-- START Material shown --
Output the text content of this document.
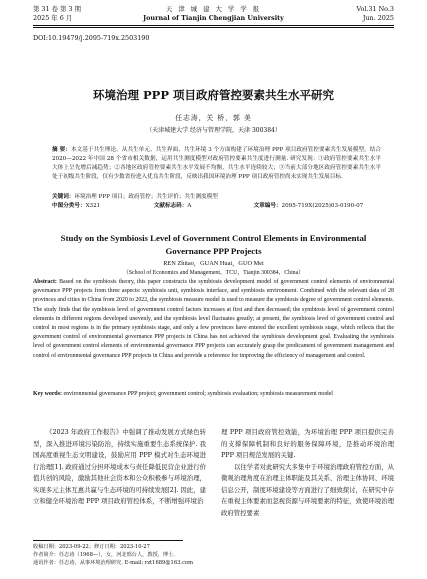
第 31 卷 第 3 期
2025 年 6 月
天 津 城 建 大 学 学 报
Journal of Tianjin Chengjian University
Vol.31 No.3
Jun. 2025
DOI:10.19479/j.2095-719x.2503190
环境治理 PPP 项目政府管控要素共生水平研究
任志涛，关 桥，郭 美
（天津城建大学 经济与管理学院，天津 300384）
摘 要：本文基于共生理论，从共生单元、共生界面、共生环境 3 个方面构建了环境治理 PPP 项目政府管控要素共生发展模型，结合 2020—2022 年中国 28 个省市相关数据，运用共生测度模型对政府管控要素共生度进行测量. 研究发现：①政府管控要素共生水平大体上呈先增后减趋势；②各地区政府管控要素共生水平发展不均衡，共生水平连续较大；③当前大部分地区政府管控要素共生水平处于初级共生阶段，仅有少数省份进入优良共生阶段，反映出我国环境治理 PPP 项目政府管控尚未实现共生发展目标.
关键词：环境治理 PPP 项目；政府管控；共生评价；共生测度模型
中图分类号：X321	文献标志码：A	文章编号：2095-719X(2025)03-0190-07
Study on the Symbiosis Level of Government Control Elements in Environmental Governance PPP Projects
REN Zhitao，GUAN Huai，GUO Mei
（School of Economics and Management，TCU，Tianjin 300384，China）
Abstract: Based on the symbiosis theory, this paper constructs the symbiosis development model of government control elements of environmental governance PPP projects from three aspects: symbiosis unit, symbiosis interface, and symbiosis environment. Combined with the relevant data of 28 provinces and cities in China from 2020 to 2022, the symbiosis measure model is used to measure the symbiosis degree of government control elements. The study finds that the symbiosis level of government control factors increases at first and then decreased; the symbiosis level of government control elements in different regions developed unevenly, and the symbiosis level fluctuates greatly; at present, the symbiosis level of government control and control in most regions is in the primary symbiosis stage, and only a few provinces have entered the excellent symbiosis stage, which reflects that the government control of environmental governance PPP projects in China has not achieved the symbiosis development goal. Evaluating the symbiosis level of government control elements of environmental governance PPP projects can accurately grasp the predicament of government management and control of environmental governance PPP projects in China and provide a reference for improving the efficiency of management and control.
Key words: environmental governance PPP project; government control; symbiosis evaluation; symbiosis measurement model
《2023 年政府工作报告》中强调了推动发展方式绿色转型，深入推进环境污染防治，持续实施重要生态系统保护. 我国高度重视生态文明建设，鼓励应用 PPP 模式对生态环境进行治理[1]. 政府通过分担环境成本与责任降低民营企业进行价值共创的风险，激励其他社会资本和公众积极参与环境治理，实现多元主体互惠共赢与生态环境的可持续发展[2]. 因此，建立和健全环境治理 PPP 项目政府管控体系，不断增强环境治

理 PPP 项目政府管控效能，为环境治理 PPP 项目提供完善的支撑保障机制和良好的服务保障环境，是推动环境治理 PPP 项目规范发展的关键.

以往学者对此研究大多集中于环境治理政府管控方面，从微观治理角度在治理主体职能及其关系、治理主体协同、环境信息公开，制度环境建设等方面进行了细致探讨，在研究中存在重视主体要素而忽视资源与环境要素的特征，致使环境治理政府管控要素

收稿日期：2023-09-22；修订日期：2023-10-27
作者简介：任志涛（1968—），女，河北邢台人，教授，博士.
通讯作者：任志涛，从事环境治理研究. E-mail: rzt1689@163.com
-- END Material shown --
Search the entries for the word "Tianjin" and gather every line where it appears.

● **Right answer**:
Journal of Tianjin Chengjian University
（School of Economics and Management，TCU，Tianjin 300384，China）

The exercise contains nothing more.